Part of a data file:
* * * * *

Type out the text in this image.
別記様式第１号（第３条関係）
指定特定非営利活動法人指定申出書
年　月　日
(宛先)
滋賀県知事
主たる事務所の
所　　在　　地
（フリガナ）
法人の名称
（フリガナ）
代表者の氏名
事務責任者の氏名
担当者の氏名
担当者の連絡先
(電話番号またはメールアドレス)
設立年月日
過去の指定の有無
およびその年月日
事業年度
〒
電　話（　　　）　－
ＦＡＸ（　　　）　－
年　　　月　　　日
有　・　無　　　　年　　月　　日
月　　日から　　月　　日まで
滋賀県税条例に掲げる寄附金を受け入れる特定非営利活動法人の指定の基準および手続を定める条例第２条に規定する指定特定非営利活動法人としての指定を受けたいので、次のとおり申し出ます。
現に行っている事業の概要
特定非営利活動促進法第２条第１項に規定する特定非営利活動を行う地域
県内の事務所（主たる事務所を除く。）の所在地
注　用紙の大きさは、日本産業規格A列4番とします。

* * * * *

WHAT IS NEEDED: Retype the listing. Match it exactly.

THE OUTPUT:
Type out the text in this image.
別記様式第１号（第３条関係）
指定特定非営利活動法人指定申出書
年　月　日
(宛先)
滋賀県知事
主たる事務所の
所　　在　　地
（フリガナ）
法人の名称
（フリガナ）
代表者の氏名
事務責任者の氏名
担当者の氏名
担当者の連絡先
(電話番号またはメールアドレス)
設立年月日
過去の指定の有無
およびその年月日
事業年度
〒
電　話（　　　）　－
ＦＡＸ（　　　）　－
年　　　月　　　日
有　・　無　　　　年　　月　　日
月　　日から　　月　　日まで
滋賀県税条例に掲げる寄附金を受け入れる特定非営利活動法人の指定の基準および手続を定める条例第２条に規定する指定特定非営利活動法人としての指定を受けたいので、次のとおり申し出ます。
現に行っている事業の概要
特定非営利活動促進法第２条第１項に規定する特定非営利活動を行う地域
県内の事務所（主たる事務所を除く。）の所在地
注　用紙の大きさは、日本産業規格A列4番とします。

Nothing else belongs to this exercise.